YOUR OBJECTIVE> Restate the records below word for word.

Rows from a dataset
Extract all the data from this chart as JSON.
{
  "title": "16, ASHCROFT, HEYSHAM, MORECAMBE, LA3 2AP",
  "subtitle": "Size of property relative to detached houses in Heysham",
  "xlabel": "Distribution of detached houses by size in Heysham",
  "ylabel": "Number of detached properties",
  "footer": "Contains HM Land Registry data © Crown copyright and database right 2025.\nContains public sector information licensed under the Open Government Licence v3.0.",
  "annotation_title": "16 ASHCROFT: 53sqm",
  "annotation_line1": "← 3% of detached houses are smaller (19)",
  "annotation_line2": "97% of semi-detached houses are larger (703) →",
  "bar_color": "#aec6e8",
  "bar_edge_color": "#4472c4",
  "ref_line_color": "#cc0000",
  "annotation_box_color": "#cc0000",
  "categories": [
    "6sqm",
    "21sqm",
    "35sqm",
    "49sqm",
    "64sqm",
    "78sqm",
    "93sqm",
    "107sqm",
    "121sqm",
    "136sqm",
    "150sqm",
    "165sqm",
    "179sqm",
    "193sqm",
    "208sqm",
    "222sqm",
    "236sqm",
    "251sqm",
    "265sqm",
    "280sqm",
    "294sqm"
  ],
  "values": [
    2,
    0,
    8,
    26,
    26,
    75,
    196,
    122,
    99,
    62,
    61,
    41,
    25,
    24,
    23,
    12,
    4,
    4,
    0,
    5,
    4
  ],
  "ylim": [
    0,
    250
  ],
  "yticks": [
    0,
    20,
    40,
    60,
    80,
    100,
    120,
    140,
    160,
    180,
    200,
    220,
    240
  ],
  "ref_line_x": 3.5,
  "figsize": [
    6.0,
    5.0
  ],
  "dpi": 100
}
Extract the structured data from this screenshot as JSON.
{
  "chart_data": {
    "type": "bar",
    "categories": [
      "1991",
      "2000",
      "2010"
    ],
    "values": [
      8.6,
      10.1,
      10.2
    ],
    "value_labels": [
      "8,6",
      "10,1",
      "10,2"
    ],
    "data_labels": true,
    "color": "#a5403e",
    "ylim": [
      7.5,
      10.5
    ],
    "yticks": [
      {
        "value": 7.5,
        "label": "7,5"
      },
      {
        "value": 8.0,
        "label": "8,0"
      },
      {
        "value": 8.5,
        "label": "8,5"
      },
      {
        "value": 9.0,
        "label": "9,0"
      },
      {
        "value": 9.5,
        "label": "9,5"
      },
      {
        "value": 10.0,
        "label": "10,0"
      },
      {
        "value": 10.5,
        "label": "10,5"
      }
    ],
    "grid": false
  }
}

OUTPUT BELOW>
Extract all the data from this chart as JSON.
{
  "title": "16, ASHCROFT, HEYSHAM, MORECAMBE, LA3 2AP",
  "subtitle": "Size of property relative to detached houses in Heysham",
  "xlabel": "Distribution of detached houses by size in Heysham",
  "ylabel": "Number of detached properties",
  "footer": "Contains HM Land Registry data © Crown copyright and database right 2025.\nContains public sector information licensed under the Open Government Licence v3.0.",
  "annotation_title": "16 ASHCROFT: 53sqm",
  "annotation_line1": "← 3% of detached houses are smaller (19)",
  "annotation_line2": "97% of semi-detached houses are larger (703) →",
  "bar_color": "#aec6e8",
  "bar_edge_color": "#4472c4",
  "ref_line_color": "#cc0000",
  "annotation_box_color": "#cc0000",
  "categories": [
    "6sqm",
    "21sqm",
    "35sqm",
    "49sqm",
    "64sqm",
    "78sqm",
    "93sqm",
    "107sqm",
    "121sqm",
    "136sqm",
    "150sqm",
    "165sqm",
    "179sqm",
    "193sqm",
    "208sqm",
    "222sqm",
    "236sqm",
    "251sqm",
    "265sqm",
    "280sqm",
    "294sqm"
  ],
  "values": [
    2,
    0,
    8,
    26,
    26,
    75,
    196,
    122,
    99,
    62,
    61,
    41,
    25,
    24,
    23,
    12,
    4,
    4,
    0,
    5,
    4
  ],
  "ylim": [
    0,
    250
  ],
  "yticks": [
    0,
    20,
    40,
    60,
    80,
    100,
    120,
    140,
    160,
    180,
    200,
    220,
    240
  ],
  "ref_line_x": 3.5,
  "figsize": [
    6.0,
    5.0
  ],
  "dpi": 100
}
Extract the structured data from this screenshot as JSON.
{
  "chart_data": {
    "type": "bar",
    "categories": [
      "1991",
      "2000",
      "2010"
    ],
    "values": [
      8.6,
      10.1,
      10.2
    ],
    "value_labels": [
      "8,6",
      "10,1",
      "10,2"
    ],
    "data_labels": true,
    "color": "#a5403e",
    "ylim": [
      7.5,
      10.5
    ],
    "yticks": [
      {
        "value": 7.5,
        "label": "7,5"
      },
      {
        "value": 8.0,
        "label": "8,0"
      },
      {
        "value": 8.5,
        "label": "8,5"
      },
      {
        "value": 9.0,
        "label": "9,0"
      },
      {
        "value": 9.5,
        "label": "9,5"
      },
      {
        "value": 10.0,
        "label": "10,0"
      },
      {
        "value": 10.5,
        "label": "10,5"
      }
    ],
    "grid": false
  }
}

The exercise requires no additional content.